[begin DOCUMENT EXTRACT]

For a fee reputed to be somewhere between $1.5 and $2 million, Carlos had hired two Miami defense lawyers who were already well known in the society of moneyed cocaine defendants, Edward Shohat and José Quiñón. “This is the type of case that represents to us the highest mountain, and we’re going after it,” Quiñón was quoted as saying, “This is our Everest.” Throughout the trial they referred to their client as “Joe” Lehder, an early alias of Carlos’s, in an apparent effort to de-Colombianize him for the jury. Their basic argument turned out to be that Joe was a much maligned and misunderstood businessman, whose activities on Norman Cay had nothing to do with cocaine whatsoever. Lengthening the airstrip, building the hangars and such, that was all part of a plan to make the island into a tourist resort. All this testimony to the contrary, they said, that was just part of “Pick-on-Joe-Lehder Month.” Carlos himself never took the stand during his trial, and his lawyers presented not a single witness in his defense. Instead, they concentrated their guns on the cross-examination, grilling the prosecution witnesses, twenty-nine of whom had been convicted of one drug offense or another, in an effort to show the jury that these people were all lying about Carlos in order to get a reduction in their sentences or get out of jail altogether. One of the worst of these, they said in their opening statement, was George Jung. Yet when his turn came to be cross-examined, on the fourth day of the trial, George not only managed to keep his story well intact, but in the fencing battle with Quiñón, he gave just about as good as he got.

[end DOCUMENT EXTRACT]
[begin EXTRACTED DATA]

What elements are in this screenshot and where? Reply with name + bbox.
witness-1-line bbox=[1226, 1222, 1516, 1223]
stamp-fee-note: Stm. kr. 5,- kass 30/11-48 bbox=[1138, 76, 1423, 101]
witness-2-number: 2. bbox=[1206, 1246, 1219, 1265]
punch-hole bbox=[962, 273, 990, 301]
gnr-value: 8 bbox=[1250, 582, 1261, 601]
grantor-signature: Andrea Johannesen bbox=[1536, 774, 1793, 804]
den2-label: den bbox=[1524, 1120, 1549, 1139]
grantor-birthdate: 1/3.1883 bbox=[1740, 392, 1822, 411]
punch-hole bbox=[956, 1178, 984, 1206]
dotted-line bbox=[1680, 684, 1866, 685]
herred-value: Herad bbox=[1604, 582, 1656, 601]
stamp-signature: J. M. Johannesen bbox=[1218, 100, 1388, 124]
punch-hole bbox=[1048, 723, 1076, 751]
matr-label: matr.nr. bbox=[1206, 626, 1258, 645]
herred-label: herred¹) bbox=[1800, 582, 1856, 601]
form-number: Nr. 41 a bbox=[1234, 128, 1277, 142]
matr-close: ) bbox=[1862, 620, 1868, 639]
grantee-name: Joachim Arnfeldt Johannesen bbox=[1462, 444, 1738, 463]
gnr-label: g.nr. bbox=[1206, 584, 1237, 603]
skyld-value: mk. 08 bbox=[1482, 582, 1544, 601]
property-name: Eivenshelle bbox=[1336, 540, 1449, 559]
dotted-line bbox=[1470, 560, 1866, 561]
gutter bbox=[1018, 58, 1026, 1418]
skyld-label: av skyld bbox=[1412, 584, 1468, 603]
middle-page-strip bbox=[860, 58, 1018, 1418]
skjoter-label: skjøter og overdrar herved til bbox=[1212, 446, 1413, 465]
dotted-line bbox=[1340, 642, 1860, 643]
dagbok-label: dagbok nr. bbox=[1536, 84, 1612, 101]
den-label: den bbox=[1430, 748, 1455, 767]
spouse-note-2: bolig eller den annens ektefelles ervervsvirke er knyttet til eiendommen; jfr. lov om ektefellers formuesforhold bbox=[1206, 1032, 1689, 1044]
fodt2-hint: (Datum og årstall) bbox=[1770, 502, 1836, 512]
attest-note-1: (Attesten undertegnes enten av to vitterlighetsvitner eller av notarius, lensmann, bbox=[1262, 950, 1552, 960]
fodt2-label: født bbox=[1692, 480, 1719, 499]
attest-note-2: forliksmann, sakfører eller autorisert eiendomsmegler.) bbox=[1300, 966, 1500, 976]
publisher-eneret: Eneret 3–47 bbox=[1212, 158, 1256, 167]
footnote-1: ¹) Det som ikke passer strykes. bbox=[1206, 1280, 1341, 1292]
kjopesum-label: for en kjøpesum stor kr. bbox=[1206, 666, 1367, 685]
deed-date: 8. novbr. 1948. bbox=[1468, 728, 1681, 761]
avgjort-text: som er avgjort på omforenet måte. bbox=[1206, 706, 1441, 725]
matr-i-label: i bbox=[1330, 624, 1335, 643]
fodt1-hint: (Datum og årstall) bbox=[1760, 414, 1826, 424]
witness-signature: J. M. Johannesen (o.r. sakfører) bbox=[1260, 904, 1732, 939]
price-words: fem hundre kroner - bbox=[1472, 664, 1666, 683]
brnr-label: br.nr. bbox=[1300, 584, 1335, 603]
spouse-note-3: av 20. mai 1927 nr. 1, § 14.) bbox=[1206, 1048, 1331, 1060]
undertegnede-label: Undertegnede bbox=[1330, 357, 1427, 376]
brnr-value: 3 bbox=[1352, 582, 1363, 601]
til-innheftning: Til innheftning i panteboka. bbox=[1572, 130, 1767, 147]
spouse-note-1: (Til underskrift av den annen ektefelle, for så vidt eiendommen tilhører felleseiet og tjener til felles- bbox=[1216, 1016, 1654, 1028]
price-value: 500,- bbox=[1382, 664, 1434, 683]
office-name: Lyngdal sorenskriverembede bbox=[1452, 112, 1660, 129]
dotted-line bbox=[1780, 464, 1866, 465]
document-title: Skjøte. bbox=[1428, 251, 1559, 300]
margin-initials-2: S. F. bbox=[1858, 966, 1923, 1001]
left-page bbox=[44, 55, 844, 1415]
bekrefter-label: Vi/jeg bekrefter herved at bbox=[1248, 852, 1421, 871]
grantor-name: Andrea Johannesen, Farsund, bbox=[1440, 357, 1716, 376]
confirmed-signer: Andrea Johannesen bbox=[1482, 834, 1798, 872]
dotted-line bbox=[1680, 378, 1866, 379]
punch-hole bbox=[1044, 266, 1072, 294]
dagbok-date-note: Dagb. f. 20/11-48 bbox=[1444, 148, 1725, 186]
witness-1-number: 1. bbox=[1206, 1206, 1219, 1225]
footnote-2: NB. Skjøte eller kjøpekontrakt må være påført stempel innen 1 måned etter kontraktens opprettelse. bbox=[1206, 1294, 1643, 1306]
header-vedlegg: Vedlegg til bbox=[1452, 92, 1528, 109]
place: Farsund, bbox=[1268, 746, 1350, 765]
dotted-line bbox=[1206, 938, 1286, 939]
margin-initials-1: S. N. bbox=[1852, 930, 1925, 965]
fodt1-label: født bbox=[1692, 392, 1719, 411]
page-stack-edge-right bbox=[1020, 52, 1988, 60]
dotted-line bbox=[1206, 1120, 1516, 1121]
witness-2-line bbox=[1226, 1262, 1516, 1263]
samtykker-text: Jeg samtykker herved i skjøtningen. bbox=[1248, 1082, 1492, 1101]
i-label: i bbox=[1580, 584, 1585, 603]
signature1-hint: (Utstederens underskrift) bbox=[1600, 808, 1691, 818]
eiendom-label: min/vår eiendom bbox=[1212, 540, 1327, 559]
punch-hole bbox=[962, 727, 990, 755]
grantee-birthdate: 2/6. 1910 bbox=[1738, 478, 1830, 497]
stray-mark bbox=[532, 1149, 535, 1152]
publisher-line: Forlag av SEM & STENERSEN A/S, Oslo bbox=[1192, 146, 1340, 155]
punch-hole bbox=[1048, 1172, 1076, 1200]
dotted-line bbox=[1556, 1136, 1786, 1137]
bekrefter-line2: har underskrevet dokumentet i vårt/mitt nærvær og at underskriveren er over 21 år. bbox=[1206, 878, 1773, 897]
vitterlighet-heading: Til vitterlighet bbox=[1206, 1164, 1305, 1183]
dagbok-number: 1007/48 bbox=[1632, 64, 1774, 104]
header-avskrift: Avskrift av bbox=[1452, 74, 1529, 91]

[end EXTRACTED DATA]

## STATED PROBLEM 1
List every person named in the trial passage.
## STATED PROBLEM 2
According to the trial passage, how many of the prosecution witnesses had been convicted of a drug offense?

## WRITTEN REPLY 1
Carlos Lehder (also called "Joe" Lehder)
Edward Shohat
José Quiñón
George Jung

## WRITTEN REPLY 2
Twenty-nine.